● **TEXTAUSZUG**:
::::::::::

Mit welchen Gefühlen blicken Sie auf die Europawahl am 26. Mai?
Inzwischen blicke ich mit einem nervösen Optimismus auf den 26. Mai. Seit einigen Tagen habe ich das Gefühl, dass etwas in Bewegung kommt. Viele Verbände, Initiativen, Parteien sowieso, aber auch Unternehmen machen auf die Europawahl aufmerksam und rufen zur Teilnahme auf. Das macht mir Hoffnung auf eine hohe Wahlbeteiligung, die diesmal besonders wichtig ist, um die Gegner Europas möglichst klein zu halten.
Eine große Mehrheit der Deutschen hält die EU für eine gute Sache, ist aber der Meinung, sie funktioniere zurzeit nicht richtig. Woran liegt das?
Aus meiner Sicht ist das eine sich selbst verstärkende Legende. Viele Dinge, die über die EU erzählt werden – sei es das Bürokratiemonster oder die Steuergelder vernichtende Maschine – stellen sich bei genauerem Hinsehen als falsch heraus. Die gesamte EU mit mehr als 500 Millionen Bürgern hat zum Beispiel nicht einmal halb so viele Beamte wie der Stadtstaat Berlin. Oder die Netto-Beiträge, die Deutschland insgesamt pro Jahr an die EU zahlt: Sie sind in etwa gerade mal so hoch wie die gesamten Rundfunkbeiträge. Davon abgesehen sind die Kosten nur ein Bruchteil von dem, wie jeder einzelne vom europäischen Binnenmarkt profitiert. Natürlich haben die EU und ihre Institutionen eine Bringschuld, besser über ihre Politik zu informieren, aber es gibt auch eine Holschuld der Bürgerinnen und Bürger.

::::::::::

● **DATENTEIL**:
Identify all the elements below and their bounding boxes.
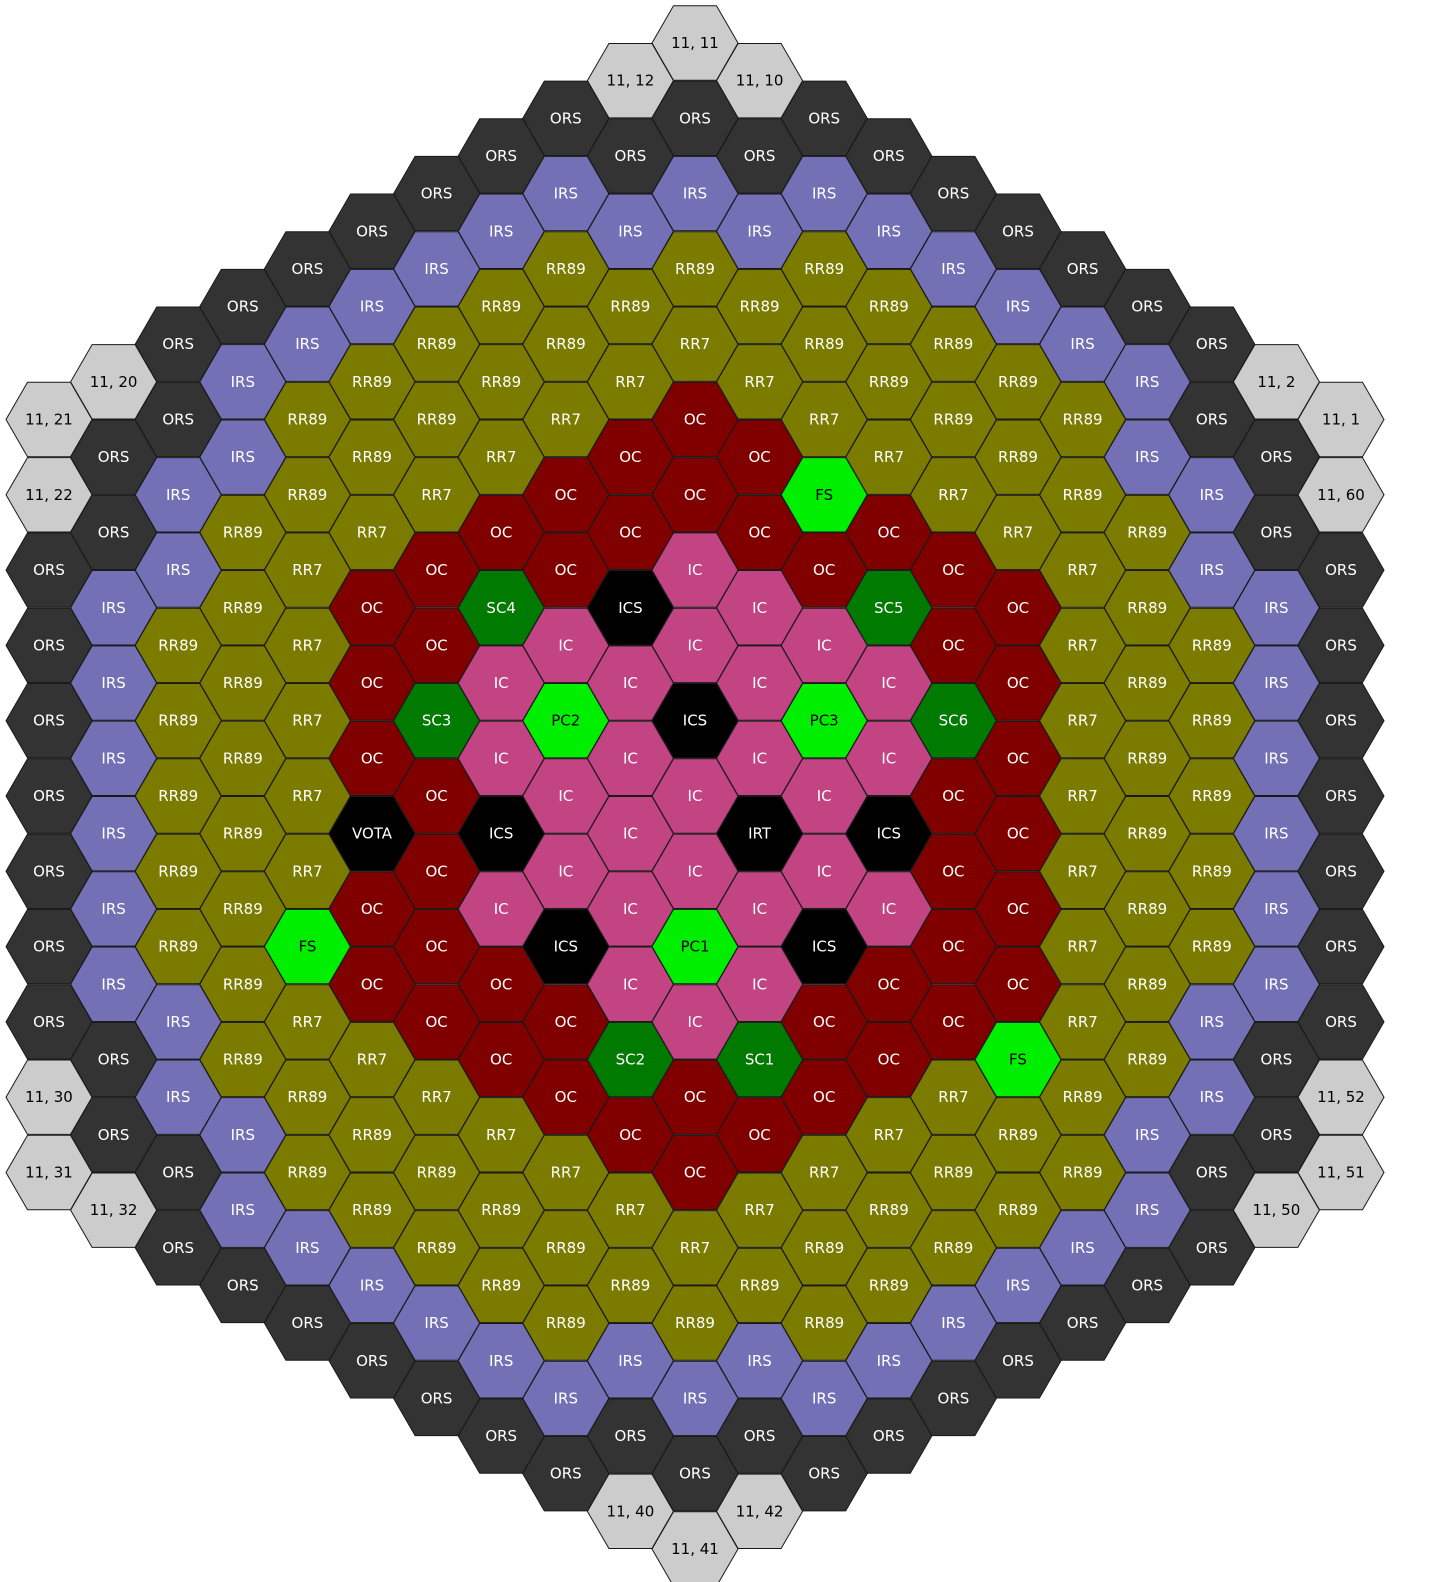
hex-shape <box>651 1511 739 1582</box>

::::::::::

● **ZU ERLEDIGEN**:
Führe das Interview zur Europawahl bitte fort. Das Material spielt hierfür keine Rolle.

● **DIE ANTWORT**:
Bei „Pulse of Europe“ versammeln sich regelmäßig hunderte Menschen, um für die EU zu demonstrieren. Was verbindet sie?
Die Menschen verbindet zunächst einmal die Angst, etwas verlieren zu können, das sie schätzen. „Pulse of Europe“ hat sich ja 2016 als Reaktion auf die Wahl von Donald Trump und den Brexit gegründet. Die Sorgen sind seitdem etwas kleiner geworden, weil zwischenzeitlich bei den Wahlen in den Niederlanden und in Frankreich nicht die Gegner, sondern die Freunde Europas gewonnen haben. „Pulse of Europe“ ist an 120 Standorten in mehr als 20 Ländern aktiv. Bei uns kommt ein Querschnitt der Gesellschaft zusammen – von der Schülerin bis zum Rentner, vom Linken bis zum Konservativen. Diese Vielfalt empfinden wir alle als großartig, denn bei aller Unterschiedlichkeit teilen wir alle eine gemeinsame Haltung: für Europa.
Gilt dasselbe für Ihre Veranstaltungen, die meistens am Sonntagnachmittag stattfinden?
Ja, da gilt das genauso. Manchmal werden wir ja etwas despektierlich als Rentnerveranstaltung beschrieben, was wir definitiv nicht sind. Aber es kommen schon auch viele Ältere, für die die EU vor allem ein Friedensgarant ist, während die Jüngeren durch die EU eher den Schutz ihrer persönlichen Freiheiten gewahrt sehen.
Mit der geringeren Sorge um die EU hat „Pulse of Europe“ auch an Zulauf verloren. Gingen zu Anfang mehrere tausend Menschen auf die Straße, sind es inzwischen eher einige hundert. Haben Sie Sorge, dass das Bündnis an Attraktivität verliert, weil andere Themen den Menschen wichtiger sind?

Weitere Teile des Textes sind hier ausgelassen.